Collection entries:
>> BEGIN

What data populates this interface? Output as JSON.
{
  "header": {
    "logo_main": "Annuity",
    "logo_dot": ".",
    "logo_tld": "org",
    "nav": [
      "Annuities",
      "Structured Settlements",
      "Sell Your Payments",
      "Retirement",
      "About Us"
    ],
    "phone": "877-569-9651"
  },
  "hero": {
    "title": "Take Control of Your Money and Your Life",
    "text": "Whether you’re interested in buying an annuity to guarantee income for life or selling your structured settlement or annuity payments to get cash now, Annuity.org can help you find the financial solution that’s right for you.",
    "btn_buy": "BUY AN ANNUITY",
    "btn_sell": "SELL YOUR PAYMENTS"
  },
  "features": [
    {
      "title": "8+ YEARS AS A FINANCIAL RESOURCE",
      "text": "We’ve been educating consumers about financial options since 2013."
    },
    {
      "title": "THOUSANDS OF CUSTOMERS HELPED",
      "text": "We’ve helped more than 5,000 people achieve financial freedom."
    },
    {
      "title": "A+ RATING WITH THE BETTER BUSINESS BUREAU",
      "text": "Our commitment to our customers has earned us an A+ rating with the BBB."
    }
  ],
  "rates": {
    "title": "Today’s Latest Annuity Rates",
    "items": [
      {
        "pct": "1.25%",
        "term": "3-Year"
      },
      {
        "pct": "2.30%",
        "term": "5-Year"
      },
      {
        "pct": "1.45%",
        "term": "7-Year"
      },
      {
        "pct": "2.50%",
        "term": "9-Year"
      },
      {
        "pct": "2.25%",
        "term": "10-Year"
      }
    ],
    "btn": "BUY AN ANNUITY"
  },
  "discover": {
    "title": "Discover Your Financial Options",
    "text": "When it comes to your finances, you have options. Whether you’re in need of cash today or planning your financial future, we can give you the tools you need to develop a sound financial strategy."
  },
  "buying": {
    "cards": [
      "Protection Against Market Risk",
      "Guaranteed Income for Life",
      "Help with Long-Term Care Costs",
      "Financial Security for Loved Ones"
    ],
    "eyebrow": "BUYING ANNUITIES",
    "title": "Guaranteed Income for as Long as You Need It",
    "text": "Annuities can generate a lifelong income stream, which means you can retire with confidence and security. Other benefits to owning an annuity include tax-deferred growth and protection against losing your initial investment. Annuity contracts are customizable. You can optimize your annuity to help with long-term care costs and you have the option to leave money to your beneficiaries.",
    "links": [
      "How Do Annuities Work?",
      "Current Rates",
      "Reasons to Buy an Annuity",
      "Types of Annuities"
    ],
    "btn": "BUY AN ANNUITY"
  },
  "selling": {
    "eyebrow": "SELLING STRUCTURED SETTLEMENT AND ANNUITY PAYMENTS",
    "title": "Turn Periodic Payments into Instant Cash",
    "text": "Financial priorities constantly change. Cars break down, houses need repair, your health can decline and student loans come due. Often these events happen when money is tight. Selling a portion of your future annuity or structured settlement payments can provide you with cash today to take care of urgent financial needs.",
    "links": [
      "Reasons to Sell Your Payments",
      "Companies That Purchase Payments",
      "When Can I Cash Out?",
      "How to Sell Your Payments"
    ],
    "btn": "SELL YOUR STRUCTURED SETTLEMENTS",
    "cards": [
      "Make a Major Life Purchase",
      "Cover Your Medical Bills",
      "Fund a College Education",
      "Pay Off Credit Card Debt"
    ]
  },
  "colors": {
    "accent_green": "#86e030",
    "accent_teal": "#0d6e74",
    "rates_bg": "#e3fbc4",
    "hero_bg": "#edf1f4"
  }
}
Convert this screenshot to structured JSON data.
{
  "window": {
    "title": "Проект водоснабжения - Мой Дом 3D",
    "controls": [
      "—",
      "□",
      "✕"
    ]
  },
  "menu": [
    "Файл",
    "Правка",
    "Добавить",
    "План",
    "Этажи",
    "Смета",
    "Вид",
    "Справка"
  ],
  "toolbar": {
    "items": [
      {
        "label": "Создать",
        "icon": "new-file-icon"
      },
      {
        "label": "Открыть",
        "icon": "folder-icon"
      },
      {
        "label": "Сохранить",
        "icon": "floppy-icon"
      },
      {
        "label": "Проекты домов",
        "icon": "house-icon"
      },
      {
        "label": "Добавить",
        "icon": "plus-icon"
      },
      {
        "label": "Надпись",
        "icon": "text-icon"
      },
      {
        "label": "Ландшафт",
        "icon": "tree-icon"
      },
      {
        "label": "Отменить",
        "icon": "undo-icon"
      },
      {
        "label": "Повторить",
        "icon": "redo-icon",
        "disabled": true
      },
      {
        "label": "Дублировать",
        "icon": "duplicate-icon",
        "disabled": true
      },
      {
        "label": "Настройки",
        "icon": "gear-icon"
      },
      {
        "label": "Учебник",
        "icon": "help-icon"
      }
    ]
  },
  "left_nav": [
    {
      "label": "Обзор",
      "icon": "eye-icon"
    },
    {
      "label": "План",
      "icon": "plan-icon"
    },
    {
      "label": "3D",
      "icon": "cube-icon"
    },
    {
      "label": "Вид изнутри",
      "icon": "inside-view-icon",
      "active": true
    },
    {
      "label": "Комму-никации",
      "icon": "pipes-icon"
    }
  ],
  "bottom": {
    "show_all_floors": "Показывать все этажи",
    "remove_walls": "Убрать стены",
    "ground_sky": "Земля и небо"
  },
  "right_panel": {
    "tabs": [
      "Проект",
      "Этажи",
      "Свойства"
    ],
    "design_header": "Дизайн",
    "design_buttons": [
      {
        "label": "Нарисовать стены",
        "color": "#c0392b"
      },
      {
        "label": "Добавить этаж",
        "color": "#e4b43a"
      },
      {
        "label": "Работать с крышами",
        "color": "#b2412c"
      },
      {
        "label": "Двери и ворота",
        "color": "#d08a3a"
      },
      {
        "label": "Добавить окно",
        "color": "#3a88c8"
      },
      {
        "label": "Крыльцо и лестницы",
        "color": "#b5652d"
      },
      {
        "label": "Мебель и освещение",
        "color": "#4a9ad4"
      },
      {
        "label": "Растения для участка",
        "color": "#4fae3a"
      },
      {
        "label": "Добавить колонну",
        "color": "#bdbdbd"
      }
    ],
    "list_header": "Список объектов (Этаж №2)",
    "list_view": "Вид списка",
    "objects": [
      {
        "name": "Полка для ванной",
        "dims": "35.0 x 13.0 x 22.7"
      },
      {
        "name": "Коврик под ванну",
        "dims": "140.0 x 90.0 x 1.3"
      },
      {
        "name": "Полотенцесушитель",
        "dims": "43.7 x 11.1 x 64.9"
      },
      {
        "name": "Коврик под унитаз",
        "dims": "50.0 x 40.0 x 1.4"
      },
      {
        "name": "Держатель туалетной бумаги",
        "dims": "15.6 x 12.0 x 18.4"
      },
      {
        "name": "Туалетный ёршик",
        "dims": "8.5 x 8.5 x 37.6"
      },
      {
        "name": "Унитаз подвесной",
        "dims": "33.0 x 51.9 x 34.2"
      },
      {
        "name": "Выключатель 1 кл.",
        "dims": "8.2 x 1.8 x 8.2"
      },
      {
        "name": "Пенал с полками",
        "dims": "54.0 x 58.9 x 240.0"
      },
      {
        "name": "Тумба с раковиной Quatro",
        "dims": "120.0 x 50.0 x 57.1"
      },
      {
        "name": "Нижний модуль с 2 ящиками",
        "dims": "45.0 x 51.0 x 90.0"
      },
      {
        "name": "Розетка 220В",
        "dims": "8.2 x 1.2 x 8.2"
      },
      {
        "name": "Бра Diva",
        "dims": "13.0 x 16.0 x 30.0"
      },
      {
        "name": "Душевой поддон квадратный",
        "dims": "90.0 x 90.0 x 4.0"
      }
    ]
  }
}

>> END

What to do
From the entries above, copy every line containing the word "Добавить".

Task output
    "Добавить",
        "label": "Добавить",
        "label": "Добавить этаж",
        "label": "Добавить окно",
        "label": "Добавить колонну",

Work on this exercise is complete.